[Description of the task]: Return the listing word for word, as given.

── Task input ──

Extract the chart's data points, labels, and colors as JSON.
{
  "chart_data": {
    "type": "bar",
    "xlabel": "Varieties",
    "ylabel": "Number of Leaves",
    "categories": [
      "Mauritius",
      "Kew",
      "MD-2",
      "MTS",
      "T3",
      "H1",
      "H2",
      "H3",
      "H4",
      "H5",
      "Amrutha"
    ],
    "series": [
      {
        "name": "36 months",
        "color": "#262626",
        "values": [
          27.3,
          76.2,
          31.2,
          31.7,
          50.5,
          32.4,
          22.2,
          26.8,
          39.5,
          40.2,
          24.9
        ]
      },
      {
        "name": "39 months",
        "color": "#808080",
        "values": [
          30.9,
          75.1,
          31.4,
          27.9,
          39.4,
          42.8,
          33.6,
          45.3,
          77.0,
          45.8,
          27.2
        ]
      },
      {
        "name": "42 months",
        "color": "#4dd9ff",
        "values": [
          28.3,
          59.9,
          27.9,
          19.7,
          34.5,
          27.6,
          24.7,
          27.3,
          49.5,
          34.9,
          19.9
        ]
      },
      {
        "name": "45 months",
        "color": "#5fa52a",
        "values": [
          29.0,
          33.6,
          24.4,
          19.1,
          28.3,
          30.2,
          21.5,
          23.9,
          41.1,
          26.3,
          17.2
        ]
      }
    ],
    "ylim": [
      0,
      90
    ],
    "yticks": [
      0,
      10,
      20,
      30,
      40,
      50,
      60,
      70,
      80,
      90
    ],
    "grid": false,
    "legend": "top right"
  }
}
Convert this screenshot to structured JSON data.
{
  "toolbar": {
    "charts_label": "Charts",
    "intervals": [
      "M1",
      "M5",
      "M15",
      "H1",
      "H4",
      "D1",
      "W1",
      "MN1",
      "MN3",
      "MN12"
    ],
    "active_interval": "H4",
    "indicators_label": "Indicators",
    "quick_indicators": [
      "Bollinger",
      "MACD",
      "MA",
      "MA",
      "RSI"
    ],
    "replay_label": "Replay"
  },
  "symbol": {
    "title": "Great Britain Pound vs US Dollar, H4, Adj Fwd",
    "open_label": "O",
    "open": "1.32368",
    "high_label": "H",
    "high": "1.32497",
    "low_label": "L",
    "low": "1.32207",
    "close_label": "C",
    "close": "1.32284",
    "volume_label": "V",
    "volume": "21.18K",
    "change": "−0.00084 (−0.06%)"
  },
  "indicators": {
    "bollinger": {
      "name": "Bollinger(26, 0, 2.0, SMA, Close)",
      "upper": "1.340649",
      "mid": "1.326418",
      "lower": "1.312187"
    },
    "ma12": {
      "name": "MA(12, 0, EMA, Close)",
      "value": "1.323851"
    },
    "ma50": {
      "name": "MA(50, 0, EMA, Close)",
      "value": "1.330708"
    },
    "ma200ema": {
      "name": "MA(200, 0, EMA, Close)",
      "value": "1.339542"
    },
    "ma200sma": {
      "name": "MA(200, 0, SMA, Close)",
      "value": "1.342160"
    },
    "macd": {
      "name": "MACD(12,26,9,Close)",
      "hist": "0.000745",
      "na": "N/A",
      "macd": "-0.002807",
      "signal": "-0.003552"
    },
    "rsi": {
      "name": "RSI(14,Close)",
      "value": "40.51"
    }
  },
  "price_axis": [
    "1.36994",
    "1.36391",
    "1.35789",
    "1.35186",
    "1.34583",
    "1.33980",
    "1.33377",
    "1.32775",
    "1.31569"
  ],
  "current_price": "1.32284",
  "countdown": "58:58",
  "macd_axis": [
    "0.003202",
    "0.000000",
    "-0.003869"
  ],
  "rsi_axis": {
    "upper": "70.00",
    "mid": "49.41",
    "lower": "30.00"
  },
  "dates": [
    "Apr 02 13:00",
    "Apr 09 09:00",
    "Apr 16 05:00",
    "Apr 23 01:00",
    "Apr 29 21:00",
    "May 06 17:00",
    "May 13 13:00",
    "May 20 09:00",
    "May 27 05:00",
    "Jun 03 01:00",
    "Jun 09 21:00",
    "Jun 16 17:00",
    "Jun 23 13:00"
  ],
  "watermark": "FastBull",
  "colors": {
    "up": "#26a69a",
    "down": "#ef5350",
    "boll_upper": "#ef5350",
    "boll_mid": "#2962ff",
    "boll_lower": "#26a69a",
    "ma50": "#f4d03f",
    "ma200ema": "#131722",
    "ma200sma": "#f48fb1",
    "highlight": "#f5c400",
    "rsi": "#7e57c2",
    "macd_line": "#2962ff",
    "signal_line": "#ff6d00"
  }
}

───

[Response for this exercise]:
Extract the chart's data points, labels, and colors as JSON.
{
  "chart_data": {
    "type": "bar",
    "xlabel": "Varieties",
    "ylabel": "Number of Leaves",
    "categories": [
      "Mauritius",
      "Kew",
      "MD-2",
      "MTS",
      "T3",
      "H1",
      "H2",
      "H3",
      "H4",
      "H5",
      "Amrutha"
    ],
    "series": [
      {
        "name": "36 months",
        "color": "#262626",
        "values": [
          27.3,
          76.2,
          31.2,
          31.7,
          50.5,
          32.4,
          22.2,
          26.8,
          39.5,
          40.2,
          24.9
        ]
      },
      {
        "name": "39 months",
        "color": "#808080",
        "values": [
          30.9,
          75.1,
          31.4,
          27.9,
          39.4,
          42.8,
          33.6,
          45.3,
          77.0,
          45.8,
          27.2
        ]
      },
      {
        "name": "42 months",
        "color": "#4dd9ff",
        "values": [
          28.3,
          59.9,
          27.9,
          19.7,
          34.5,
          27.6,
          24.7,
          27.3,
          49.5,
          34.9,
          19.9
        ]
      },
      {
        "name": "45 months",
        "color": "#5fa52a",
        "values": [
          29.0,
          33.6,
          24.4,
          19.1,
          28.3,
          30.2,
          21.5,
          23.9,
          41.1,
          26.3,
          17.2
        ]
      }
    ],
    "ylim": [
      0,
      90
    ],
    "yticks": [
      0,
      10,
      20,
      30,
      40,
      50,
      60,
      70,
      80,
      90
    ],
    "grid": false,
    "legend": "top right"
  }
}
Convert this screenshot to structured JSON data.
{
  "toolbar": {
    "charts_label": "Charts",
    "intervals": [
      "M1",
      "M5",
      "M15",
      "H1",
      "H4",
      "D1",
      "W1",
      "MN1",
      "MN3",
      "MN12"
    ],
    "active_interval": "H4",
    "indicators_label": "Indicators",
    "quick_indicators": [
      "Bollinger",
      "MACD",
      "MA",
      "MA",
      "RSI"
    ],
    "replay_label": "Replay"
  },
  "symbol": {
    "title": "Great Britain Pound vs US Dollar, H4, Adj Fwd",
    "open_label": "O",
    "open": "1.32368",
    "high_label": "H",
    "high": "1.32497",
    "low_label": "L",
    "low": "1.32207",
    "close_label": "C",
    "close": "1.32284",
    "volume_label": "V",
    "volume": "21.18K",
    "change": "−0.00084 (−0.06%)"
  },
  "indicators": {
    "bollinger": {
      "name": "Bollinger(26, 0, 2.0, SMA, Close)",
      "upper": "1.340649",
      "mid": "1.326418",
      "lower": "1.312187"
    },
    "ma12": {
      "name": "MA(12, 0, EMA, Close)",
      "value": "1.323851"
    },
    "ma50": {
      "name": "MA(50, 0, EMA, Close)",
      "value": "1.330708"
    },
    "ma200ema": {
      "name": "MA(200, 0, EMA, Close)",
      "value": "1.339542"
    },
    "ma200sma": {
      "name": "MA(200, 0, SMA, Close)",
      "value": "1.342160"
    },
    "macd": {
      "name": "MACD(12,26,9,Close)",
      "hist": "0.000745",
      "na": "N/A",
      "macd": "-0.002807",
      "signal": "-0.003552"
    },
    "rsi": {
      "name": "RSI(14,Close)",
      "value": "40.51"
    }
  },
  "price_axis": [
    "1.36994",
    "1.36391",
    "1.35789",
    "1.35186",
    "1.34583",
    "1.33980",
    "1.33377",
    "1.32775",
    "1.31569"
  ],
  "current_price": "1.32284",
  "countdown": "58:58",
  "macd_axis": [
    "0.003202",
    "0.000000",
    "-0.003869"
  ],
  "rsi_axis": {
    "upper": "70.00",
    "mid": "49.41",
    "lower": "30.00"
  },
  "dates": [
    "Apr 02 13:00",
    "Apr 09 09:00",
    "Apr 16 05:00",
    "Apr 23 01:00",
    "Apr 29 21:00",
    "May 06 17:00",
    "May 13 13:00",
    "May 20 09:00",
    "May 27 05:00",
    "Jun 03 01:00",
    "Jun 09 21:00",
    "Jun 16 17:00",
    "Jun 23 13:00"
  ],
  "watermark": "FastBull",
  "colors": {
    "up": "#26a69a",
    "down": "#ef5350",
    "boll_upper": "#ef5350",
    "boll_mid": "#2962ff",
    "boll_lower": "#26a69a",
    "ma50": "#f4d03f",
    "ma200ema": "#131722",
    "ma200sma": "#f48fb1",
    "highlight": "#f5c400",
    "rsi": "#7e57c2",
    "macd_line": "#2962ff",
    "signal_line": "#ff6d00"
  }
}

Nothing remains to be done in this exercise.